-- EXERCISE --
Go through the listing beneath this task and return every line that carries the string "German".

>> start

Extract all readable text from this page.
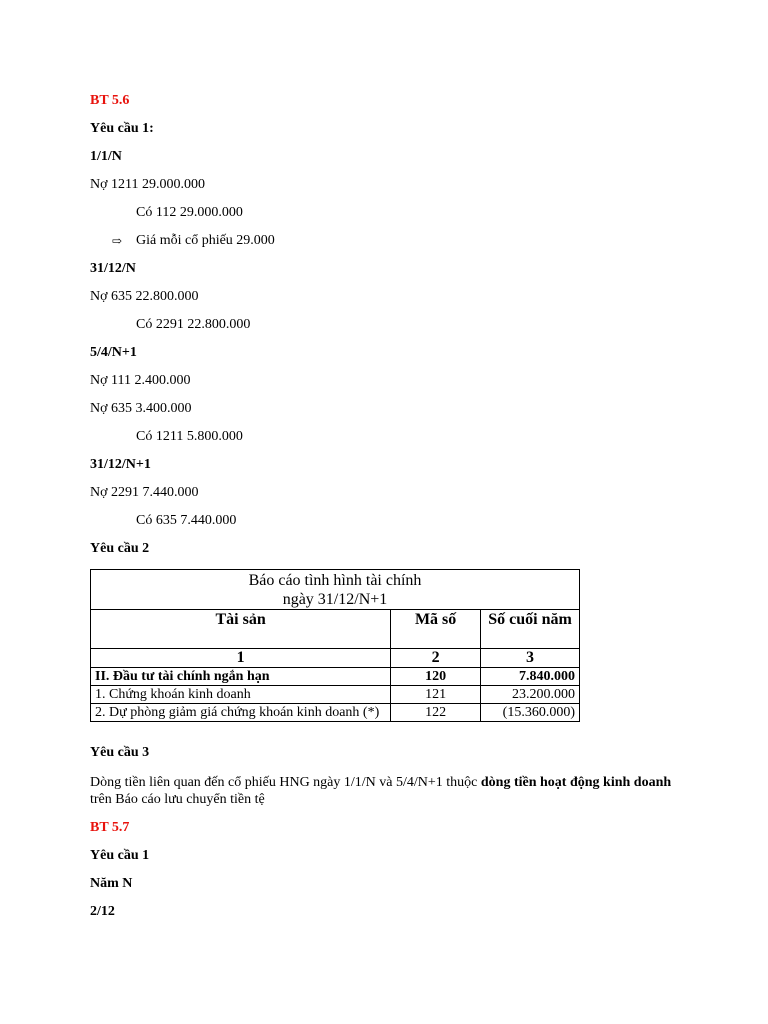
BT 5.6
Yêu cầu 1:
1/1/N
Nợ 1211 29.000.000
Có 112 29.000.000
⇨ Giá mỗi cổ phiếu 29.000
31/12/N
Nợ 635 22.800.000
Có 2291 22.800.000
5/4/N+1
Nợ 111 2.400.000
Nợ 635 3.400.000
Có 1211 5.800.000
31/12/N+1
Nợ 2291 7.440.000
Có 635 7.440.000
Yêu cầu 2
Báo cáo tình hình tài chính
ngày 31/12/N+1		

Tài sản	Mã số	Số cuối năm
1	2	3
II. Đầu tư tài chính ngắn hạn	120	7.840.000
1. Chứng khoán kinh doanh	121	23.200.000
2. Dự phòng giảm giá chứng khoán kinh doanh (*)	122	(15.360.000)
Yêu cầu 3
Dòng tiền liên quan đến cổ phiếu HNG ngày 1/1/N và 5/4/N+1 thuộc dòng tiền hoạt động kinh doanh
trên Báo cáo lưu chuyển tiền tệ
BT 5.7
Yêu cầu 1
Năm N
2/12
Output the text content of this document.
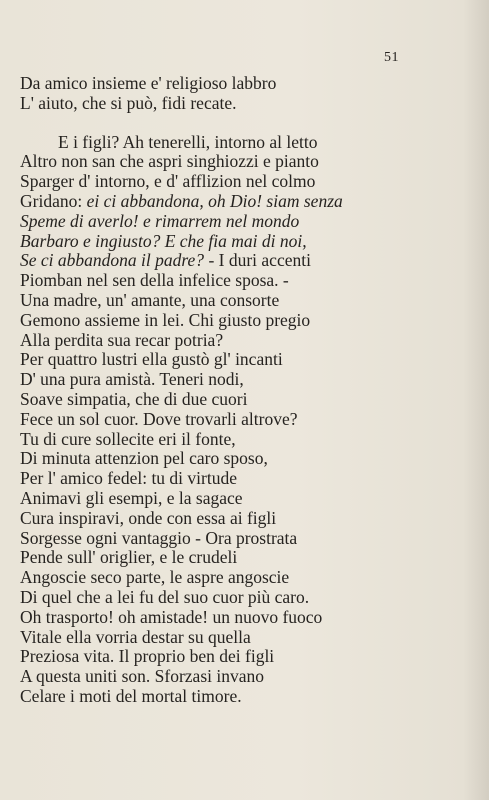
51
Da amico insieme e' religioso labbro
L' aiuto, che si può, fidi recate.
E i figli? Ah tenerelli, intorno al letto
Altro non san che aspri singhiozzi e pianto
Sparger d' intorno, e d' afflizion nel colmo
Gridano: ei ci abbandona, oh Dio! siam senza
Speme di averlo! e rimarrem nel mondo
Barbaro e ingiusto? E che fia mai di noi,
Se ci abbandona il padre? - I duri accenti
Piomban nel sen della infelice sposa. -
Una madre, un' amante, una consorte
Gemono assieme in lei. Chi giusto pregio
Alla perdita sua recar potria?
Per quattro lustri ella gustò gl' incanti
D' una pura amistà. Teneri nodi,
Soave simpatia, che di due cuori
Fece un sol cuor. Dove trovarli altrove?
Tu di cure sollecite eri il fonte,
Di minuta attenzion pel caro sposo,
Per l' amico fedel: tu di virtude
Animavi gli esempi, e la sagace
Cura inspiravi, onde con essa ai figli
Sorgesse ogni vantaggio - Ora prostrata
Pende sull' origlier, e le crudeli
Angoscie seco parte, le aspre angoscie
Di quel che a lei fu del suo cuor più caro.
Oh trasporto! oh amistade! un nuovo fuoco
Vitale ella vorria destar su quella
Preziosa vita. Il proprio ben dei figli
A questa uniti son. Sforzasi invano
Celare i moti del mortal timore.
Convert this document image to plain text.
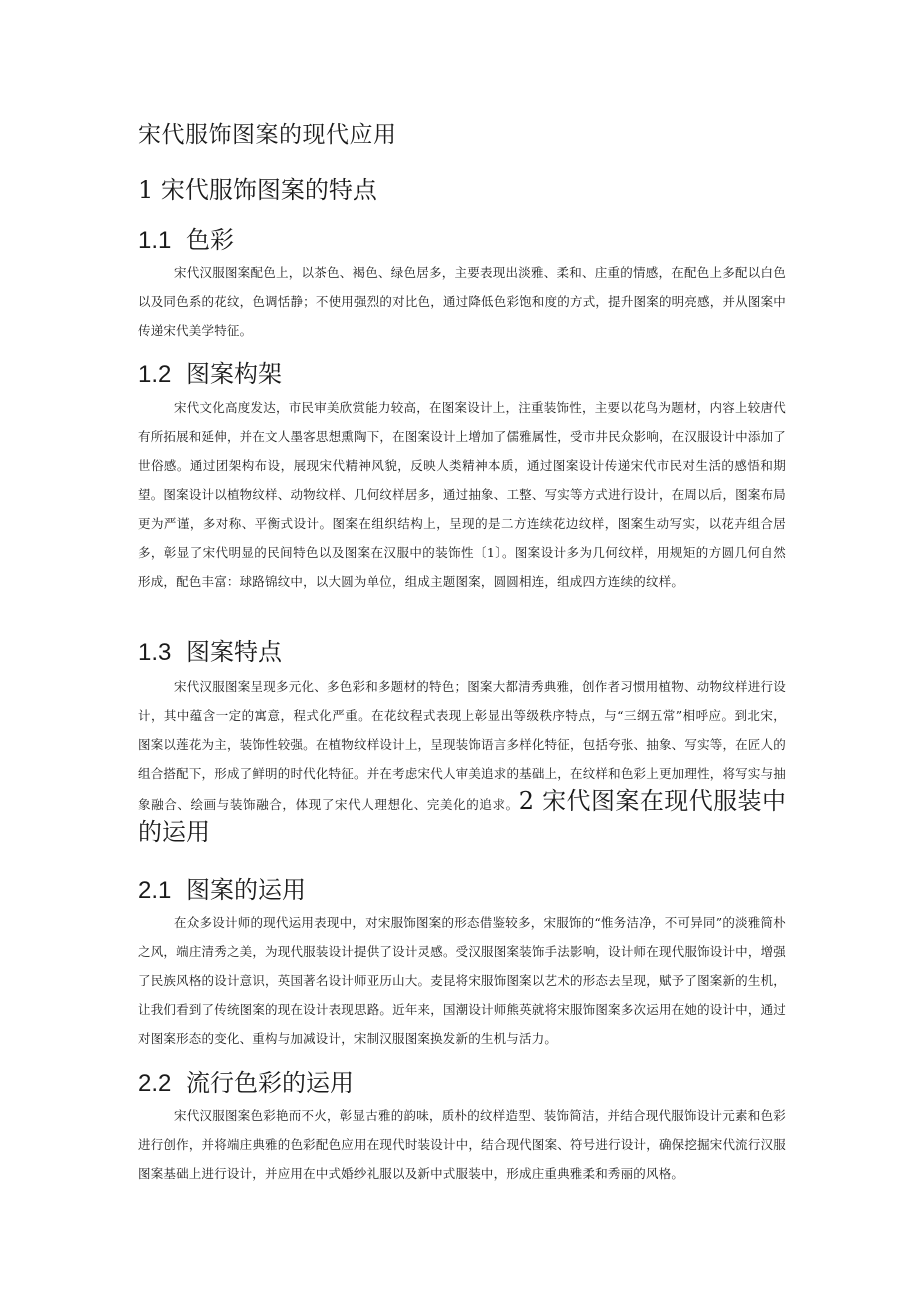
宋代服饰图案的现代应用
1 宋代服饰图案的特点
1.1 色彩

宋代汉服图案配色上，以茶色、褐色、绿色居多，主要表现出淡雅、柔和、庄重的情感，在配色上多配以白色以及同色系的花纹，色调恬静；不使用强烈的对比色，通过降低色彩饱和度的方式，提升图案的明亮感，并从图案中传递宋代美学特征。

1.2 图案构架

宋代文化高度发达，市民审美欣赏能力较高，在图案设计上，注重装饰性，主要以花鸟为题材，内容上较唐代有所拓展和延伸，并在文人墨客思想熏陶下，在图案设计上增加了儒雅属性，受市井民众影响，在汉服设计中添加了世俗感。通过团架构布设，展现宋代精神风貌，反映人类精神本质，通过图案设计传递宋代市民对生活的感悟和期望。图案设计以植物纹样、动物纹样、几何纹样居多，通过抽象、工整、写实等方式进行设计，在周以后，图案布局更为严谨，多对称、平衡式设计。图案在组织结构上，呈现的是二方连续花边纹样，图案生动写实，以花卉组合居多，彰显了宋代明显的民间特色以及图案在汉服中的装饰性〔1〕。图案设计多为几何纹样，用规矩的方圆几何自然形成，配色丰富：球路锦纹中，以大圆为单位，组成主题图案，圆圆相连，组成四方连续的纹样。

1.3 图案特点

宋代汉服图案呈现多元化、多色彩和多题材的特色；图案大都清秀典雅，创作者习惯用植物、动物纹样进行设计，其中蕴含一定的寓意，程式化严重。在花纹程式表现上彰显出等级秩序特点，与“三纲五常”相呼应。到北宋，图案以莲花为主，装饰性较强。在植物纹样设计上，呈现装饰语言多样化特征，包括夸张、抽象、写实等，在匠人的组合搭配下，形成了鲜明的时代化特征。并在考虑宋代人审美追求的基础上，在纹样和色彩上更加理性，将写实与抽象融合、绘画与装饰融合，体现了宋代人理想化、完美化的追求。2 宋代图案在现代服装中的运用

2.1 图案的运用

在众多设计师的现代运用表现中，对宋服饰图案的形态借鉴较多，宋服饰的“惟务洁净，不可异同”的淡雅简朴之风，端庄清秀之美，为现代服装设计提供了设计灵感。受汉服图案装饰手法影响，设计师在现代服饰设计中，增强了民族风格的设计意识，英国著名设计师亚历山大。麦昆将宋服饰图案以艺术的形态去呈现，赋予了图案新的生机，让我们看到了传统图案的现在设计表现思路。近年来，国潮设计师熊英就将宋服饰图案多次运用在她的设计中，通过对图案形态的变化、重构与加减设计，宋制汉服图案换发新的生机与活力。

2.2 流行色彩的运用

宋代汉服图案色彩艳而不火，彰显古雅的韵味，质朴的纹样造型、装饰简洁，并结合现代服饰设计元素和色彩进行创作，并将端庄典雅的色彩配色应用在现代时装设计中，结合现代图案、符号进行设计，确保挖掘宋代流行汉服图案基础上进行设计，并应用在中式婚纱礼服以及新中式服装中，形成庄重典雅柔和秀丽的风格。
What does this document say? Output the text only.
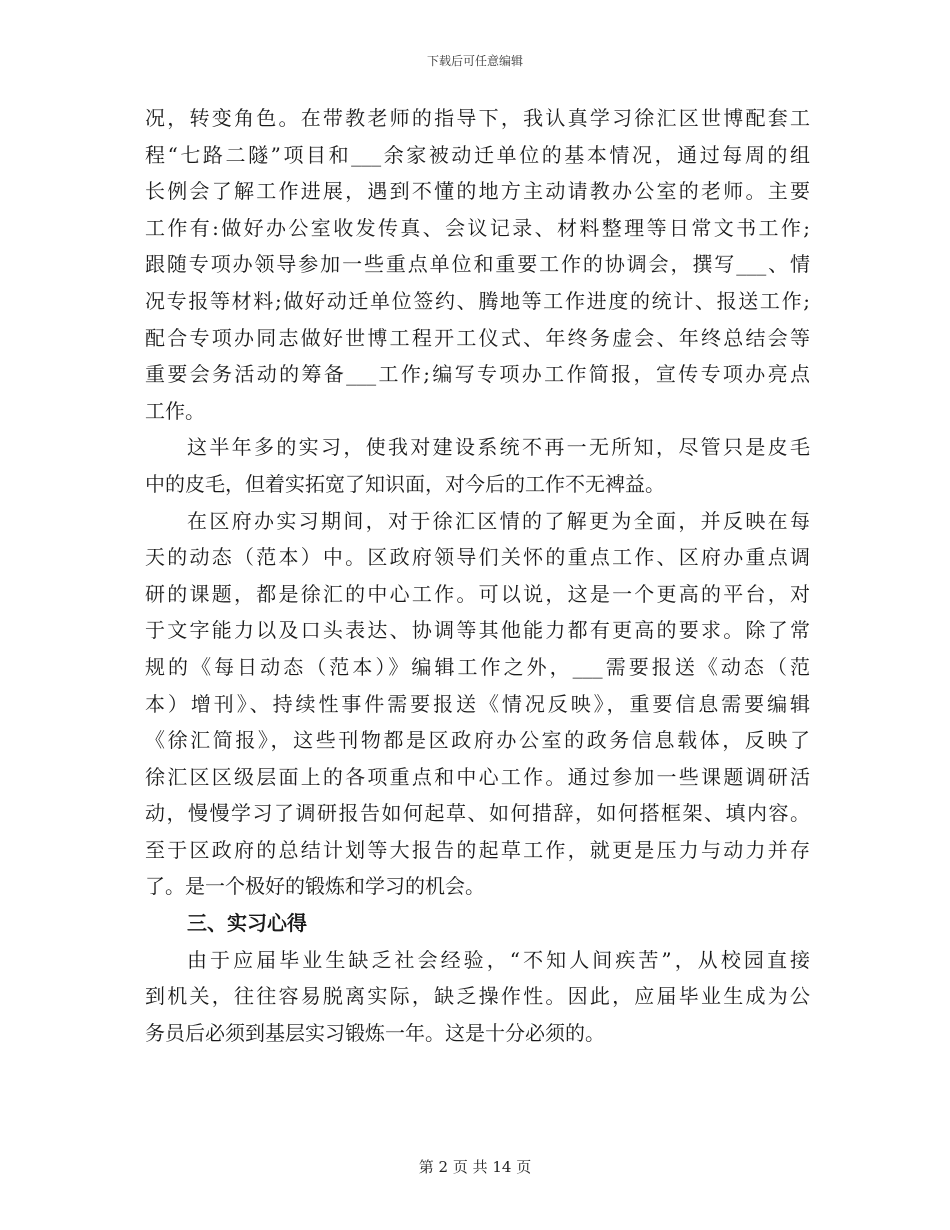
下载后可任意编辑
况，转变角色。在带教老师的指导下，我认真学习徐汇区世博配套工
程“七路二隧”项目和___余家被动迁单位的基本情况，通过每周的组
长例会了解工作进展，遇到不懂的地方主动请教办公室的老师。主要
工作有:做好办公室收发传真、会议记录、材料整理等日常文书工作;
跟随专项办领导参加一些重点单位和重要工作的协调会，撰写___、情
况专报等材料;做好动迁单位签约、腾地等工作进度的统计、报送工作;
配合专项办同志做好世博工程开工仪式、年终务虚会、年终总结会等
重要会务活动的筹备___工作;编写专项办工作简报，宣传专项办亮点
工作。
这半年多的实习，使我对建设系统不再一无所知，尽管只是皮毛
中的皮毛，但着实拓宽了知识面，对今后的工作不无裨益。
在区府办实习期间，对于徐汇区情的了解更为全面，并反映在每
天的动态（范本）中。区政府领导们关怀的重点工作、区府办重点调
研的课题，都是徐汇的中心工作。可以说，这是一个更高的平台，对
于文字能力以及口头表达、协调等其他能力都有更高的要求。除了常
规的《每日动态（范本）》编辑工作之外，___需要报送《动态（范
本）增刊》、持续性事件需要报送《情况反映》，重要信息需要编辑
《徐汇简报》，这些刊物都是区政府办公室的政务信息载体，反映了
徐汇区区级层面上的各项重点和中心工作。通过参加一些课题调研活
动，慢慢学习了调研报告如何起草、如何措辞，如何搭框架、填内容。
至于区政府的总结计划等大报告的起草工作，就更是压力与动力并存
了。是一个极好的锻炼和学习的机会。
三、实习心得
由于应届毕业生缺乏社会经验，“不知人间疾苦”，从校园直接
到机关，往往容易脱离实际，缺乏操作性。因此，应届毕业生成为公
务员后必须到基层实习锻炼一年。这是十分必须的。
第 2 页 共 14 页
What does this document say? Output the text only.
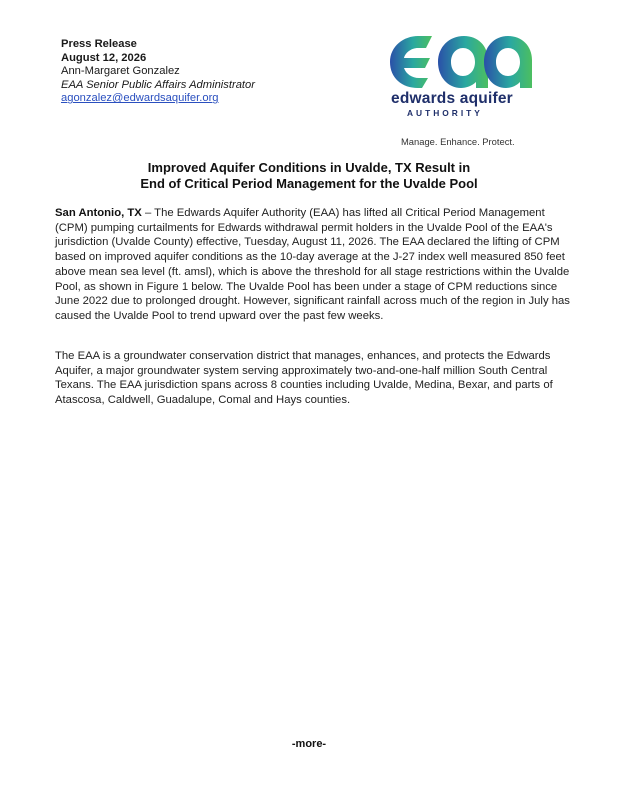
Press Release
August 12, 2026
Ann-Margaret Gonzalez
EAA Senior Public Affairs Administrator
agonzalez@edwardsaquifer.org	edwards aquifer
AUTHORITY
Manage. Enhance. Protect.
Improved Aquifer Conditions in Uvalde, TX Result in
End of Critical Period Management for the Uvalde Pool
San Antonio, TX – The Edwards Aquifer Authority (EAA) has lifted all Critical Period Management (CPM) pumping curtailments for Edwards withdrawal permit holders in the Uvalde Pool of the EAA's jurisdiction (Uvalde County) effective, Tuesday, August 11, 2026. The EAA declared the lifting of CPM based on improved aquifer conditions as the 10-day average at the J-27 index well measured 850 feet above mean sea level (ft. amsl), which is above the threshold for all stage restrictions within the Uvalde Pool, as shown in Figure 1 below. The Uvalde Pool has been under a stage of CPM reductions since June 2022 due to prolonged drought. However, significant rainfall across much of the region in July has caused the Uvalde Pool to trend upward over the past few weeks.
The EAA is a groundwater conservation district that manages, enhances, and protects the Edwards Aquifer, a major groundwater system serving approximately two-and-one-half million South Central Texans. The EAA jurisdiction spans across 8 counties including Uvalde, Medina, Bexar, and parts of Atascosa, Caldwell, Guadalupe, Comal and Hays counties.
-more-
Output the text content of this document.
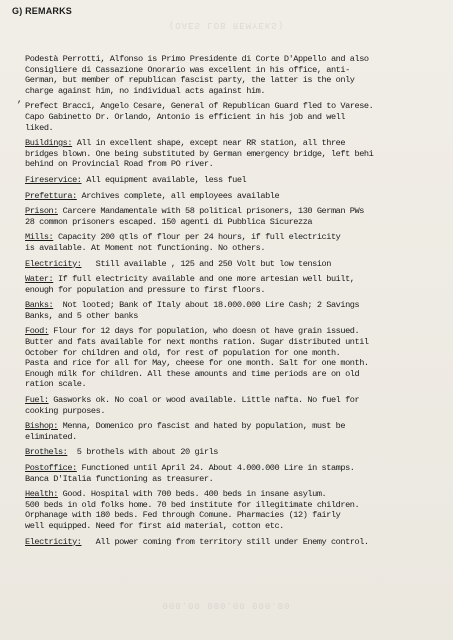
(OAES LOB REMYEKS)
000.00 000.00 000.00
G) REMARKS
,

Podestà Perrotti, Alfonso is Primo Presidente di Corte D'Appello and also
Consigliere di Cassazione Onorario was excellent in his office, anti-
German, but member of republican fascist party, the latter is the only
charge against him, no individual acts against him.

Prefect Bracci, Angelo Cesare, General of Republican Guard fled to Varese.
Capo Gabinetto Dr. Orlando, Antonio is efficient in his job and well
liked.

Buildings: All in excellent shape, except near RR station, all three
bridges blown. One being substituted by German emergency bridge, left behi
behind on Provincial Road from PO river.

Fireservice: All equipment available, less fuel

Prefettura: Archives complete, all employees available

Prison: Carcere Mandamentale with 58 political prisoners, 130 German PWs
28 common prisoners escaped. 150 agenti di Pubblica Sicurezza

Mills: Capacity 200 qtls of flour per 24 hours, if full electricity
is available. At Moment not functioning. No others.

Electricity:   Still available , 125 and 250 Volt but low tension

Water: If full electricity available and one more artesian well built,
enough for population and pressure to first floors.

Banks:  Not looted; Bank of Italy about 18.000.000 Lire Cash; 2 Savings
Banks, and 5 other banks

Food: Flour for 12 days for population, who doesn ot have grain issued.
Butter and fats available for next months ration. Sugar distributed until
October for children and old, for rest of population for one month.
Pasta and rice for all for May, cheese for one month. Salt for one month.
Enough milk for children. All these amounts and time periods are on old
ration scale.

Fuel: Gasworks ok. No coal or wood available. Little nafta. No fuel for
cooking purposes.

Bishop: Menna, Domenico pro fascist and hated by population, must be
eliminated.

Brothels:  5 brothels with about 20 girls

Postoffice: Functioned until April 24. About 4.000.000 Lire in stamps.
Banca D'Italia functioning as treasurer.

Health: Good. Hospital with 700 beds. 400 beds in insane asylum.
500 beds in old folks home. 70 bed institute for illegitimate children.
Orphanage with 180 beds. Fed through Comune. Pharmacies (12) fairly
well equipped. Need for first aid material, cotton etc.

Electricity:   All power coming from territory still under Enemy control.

>> end

-- PROBLEM SOLUTION --
German, but member of republican fascist party, the latter is the only
bridges blown. One being substituted by German emergency bridge, left behi
Prison: Carcere Mandamentale with 58 political prisoners, 130 German PWs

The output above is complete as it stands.